STATED TASK:
List each line holding the string "this".

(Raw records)
● ● ● ● ●

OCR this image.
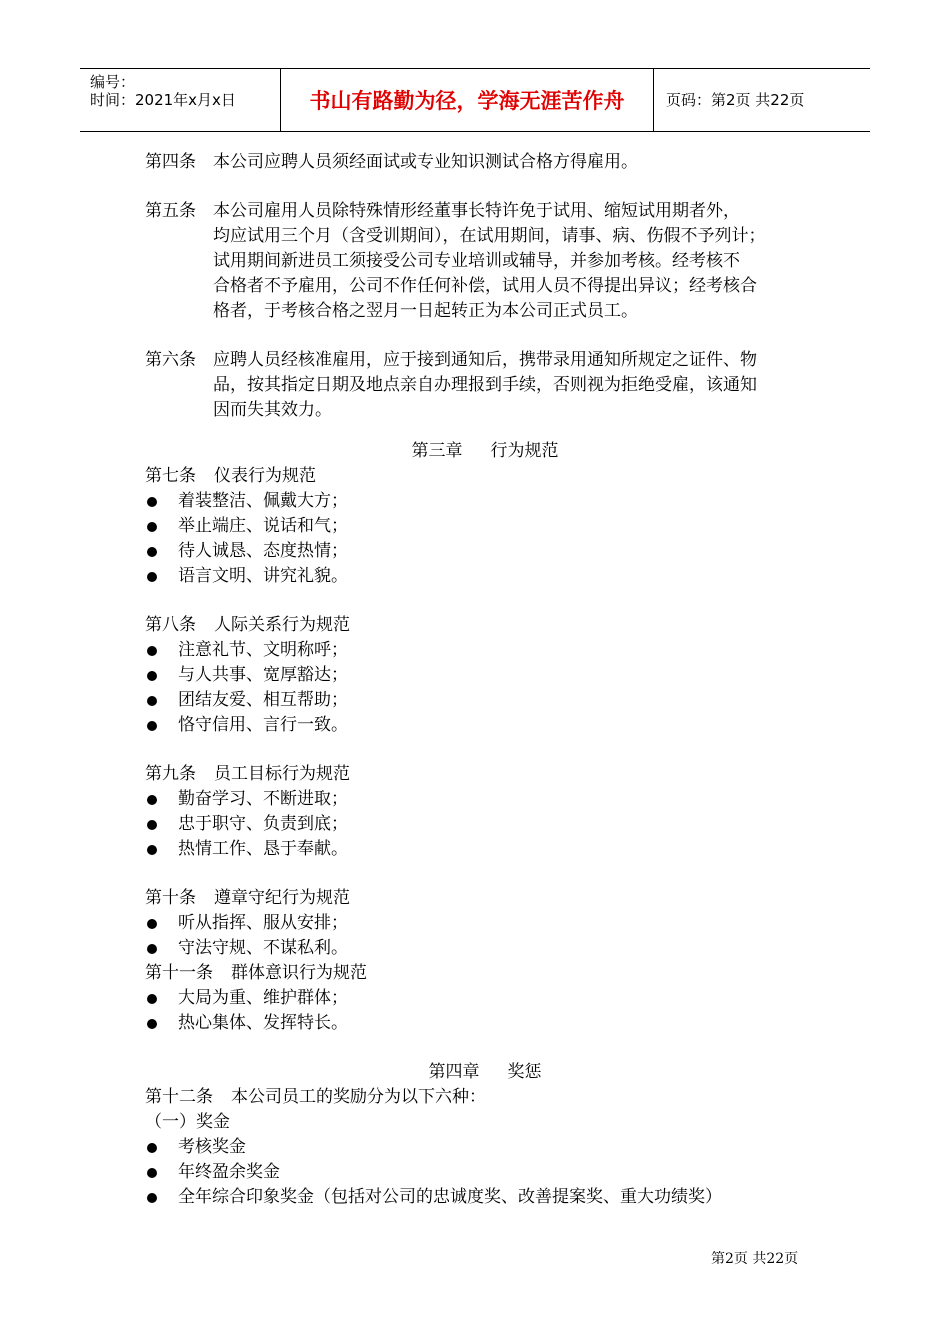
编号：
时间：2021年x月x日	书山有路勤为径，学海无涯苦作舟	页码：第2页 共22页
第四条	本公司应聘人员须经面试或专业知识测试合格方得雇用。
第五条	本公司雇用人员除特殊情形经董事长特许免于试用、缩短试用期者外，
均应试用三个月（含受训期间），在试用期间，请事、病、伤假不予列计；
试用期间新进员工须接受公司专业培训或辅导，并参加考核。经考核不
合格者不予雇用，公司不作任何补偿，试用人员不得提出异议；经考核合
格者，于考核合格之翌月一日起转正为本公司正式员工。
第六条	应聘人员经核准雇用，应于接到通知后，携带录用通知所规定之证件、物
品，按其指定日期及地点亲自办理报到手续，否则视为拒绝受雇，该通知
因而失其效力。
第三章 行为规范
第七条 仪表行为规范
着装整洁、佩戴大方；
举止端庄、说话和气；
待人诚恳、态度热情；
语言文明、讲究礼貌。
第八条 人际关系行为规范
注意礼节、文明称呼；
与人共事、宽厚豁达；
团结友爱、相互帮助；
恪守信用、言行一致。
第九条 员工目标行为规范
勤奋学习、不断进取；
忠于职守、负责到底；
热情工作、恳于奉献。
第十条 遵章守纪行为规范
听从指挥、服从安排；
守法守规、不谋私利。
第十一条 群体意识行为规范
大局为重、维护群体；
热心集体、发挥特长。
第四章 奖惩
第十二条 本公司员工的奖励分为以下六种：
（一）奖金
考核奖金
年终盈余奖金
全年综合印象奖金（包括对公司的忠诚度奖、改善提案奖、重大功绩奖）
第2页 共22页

● ● ● ● ●

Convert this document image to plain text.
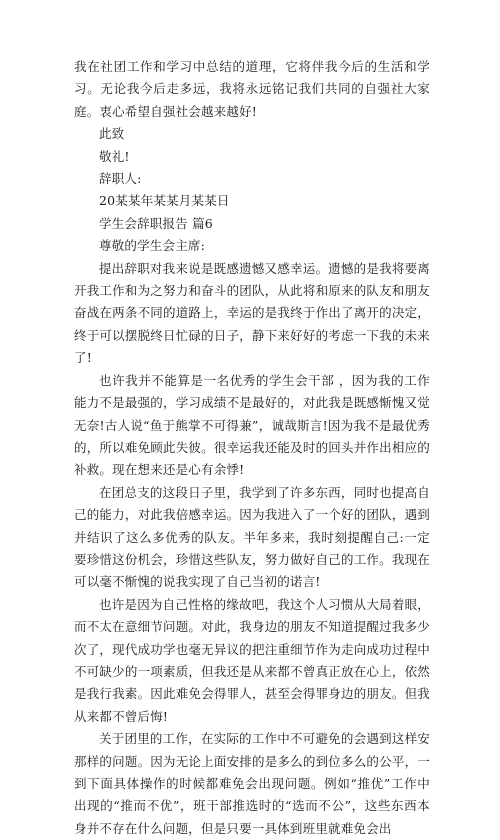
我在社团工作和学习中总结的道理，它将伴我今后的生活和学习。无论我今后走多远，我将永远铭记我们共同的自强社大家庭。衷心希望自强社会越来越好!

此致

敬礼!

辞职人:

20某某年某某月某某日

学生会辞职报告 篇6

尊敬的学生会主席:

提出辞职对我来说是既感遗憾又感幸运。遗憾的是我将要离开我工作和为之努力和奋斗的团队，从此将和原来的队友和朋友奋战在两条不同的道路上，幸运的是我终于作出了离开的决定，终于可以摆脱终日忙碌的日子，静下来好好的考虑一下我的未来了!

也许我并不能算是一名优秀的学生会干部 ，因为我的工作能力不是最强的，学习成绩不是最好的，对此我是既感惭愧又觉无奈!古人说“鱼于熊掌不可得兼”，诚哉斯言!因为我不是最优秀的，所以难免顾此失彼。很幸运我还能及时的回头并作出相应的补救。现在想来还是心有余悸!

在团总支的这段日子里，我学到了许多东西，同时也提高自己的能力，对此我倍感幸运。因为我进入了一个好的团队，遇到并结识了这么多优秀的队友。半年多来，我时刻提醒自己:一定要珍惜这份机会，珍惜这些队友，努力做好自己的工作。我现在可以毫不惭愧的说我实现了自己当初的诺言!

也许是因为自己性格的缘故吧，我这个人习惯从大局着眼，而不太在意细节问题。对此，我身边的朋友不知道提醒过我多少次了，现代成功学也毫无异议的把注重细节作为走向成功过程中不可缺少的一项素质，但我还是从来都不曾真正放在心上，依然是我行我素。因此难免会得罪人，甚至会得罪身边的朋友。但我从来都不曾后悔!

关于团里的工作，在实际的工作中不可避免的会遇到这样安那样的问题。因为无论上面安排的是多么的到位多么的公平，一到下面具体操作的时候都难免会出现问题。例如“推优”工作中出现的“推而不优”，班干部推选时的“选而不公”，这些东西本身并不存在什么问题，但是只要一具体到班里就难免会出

● ● ● ● ●

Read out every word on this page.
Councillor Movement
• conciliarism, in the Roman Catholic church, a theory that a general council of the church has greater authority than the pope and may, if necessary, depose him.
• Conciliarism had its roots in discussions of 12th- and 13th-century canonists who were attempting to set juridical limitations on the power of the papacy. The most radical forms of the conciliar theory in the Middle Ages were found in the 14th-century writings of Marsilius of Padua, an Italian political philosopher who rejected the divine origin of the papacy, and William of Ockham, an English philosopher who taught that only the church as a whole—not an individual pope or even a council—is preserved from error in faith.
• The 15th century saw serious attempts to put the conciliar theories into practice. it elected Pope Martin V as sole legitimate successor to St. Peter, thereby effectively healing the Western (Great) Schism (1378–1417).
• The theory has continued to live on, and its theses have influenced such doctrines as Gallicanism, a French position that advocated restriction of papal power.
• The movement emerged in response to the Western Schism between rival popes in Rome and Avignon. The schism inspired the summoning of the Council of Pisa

● ● ● ● ●

RESPONSE BELOW:
OCR this image.
Convert this document image to plain text.
Read out every word on this page.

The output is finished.